# Task to carry out
Count how many lines hold the string "картофельный", and give only that number.

[Source records]
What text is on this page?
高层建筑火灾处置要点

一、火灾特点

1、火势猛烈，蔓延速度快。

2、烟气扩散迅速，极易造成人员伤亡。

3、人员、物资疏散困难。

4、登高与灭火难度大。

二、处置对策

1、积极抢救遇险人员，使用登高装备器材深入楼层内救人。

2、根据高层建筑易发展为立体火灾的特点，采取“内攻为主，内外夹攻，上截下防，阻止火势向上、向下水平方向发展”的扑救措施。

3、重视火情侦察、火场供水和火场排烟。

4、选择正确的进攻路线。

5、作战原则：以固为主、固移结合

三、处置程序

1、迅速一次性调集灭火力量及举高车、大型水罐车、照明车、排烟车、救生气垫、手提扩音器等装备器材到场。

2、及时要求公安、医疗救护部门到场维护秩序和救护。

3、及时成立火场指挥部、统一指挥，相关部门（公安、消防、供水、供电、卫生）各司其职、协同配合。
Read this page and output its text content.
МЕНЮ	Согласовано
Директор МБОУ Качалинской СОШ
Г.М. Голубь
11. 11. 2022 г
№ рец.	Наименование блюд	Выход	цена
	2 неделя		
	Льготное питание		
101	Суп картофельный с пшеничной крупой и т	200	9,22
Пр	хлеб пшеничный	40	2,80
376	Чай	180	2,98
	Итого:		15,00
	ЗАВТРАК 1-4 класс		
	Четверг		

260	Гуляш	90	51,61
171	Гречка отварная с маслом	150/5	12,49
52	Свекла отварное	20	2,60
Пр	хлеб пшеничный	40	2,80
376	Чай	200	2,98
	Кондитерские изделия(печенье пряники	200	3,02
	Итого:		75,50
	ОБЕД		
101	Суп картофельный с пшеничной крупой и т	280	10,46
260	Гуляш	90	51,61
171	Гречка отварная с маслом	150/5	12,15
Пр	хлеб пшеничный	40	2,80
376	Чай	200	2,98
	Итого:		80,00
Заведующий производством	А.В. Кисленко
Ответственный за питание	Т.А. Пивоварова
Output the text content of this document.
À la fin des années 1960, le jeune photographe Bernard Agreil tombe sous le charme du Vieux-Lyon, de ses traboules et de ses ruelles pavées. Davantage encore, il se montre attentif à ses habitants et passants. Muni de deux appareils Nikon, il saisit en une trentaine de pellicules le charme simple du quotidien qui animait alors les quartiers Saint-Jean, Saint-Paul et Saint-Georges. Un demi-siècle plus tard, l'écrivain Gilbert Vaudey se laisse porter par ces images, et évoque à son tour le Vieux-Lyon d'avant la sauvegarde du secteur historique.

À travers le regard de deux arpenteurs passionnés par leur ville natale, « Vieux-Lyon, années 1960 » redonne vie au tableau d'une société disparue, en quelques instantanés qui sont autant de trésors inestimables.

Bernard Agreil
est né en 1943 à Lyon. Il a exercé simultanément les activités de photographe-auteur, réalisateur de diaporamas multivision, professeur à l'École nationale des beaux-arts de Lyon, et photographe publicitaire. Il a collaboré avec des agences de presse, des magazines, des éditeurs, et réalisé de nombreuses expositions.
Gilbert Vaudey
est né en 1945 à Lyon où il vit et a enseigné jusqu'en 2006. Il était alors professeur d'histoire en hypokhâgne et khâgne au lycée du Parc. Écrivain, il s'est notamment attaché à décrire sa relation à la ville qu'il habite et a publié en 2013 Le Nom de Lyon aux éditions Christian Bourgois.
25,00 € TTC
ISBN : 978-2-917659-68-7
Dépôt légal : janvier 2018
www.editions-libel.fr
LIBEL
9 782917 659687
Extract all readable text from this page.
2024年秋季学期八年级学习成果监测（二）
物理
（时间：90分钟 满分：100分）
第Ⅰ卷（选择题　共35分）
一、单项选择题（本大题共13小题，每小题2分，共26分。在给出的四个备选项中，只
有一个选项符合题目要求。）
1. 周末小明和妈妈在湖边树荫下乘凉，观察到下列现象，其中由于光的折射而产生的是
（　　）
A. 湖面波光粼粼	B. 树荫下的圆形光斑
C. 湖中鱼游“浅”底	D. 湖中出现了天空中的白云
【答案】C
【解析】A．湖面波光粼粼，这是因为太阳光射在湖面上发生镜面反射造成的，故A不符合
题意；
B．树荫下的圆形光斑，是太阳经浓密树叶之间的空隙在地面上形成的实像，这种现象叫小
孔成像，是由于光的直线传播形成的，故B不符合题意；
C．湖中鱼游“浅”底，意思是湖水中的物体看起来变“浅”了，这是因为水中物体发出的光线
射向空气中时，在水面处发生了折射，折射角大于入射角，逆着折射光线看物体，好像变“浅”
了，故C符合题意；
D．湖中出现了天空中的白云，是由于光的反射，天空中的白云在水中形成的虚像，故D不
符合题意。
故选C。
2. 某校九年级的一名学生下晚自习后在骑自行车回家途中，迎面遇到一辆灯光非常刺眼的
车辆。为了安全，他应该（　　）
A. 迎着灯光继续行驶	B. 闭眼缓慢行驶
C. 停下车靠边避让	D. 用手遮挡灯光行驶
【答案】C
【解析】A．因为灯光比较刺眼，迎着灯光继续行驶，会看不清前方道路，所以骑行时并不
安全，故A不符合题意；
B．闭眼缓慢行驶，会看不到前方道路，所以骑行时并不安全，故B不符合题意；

# Correct output
2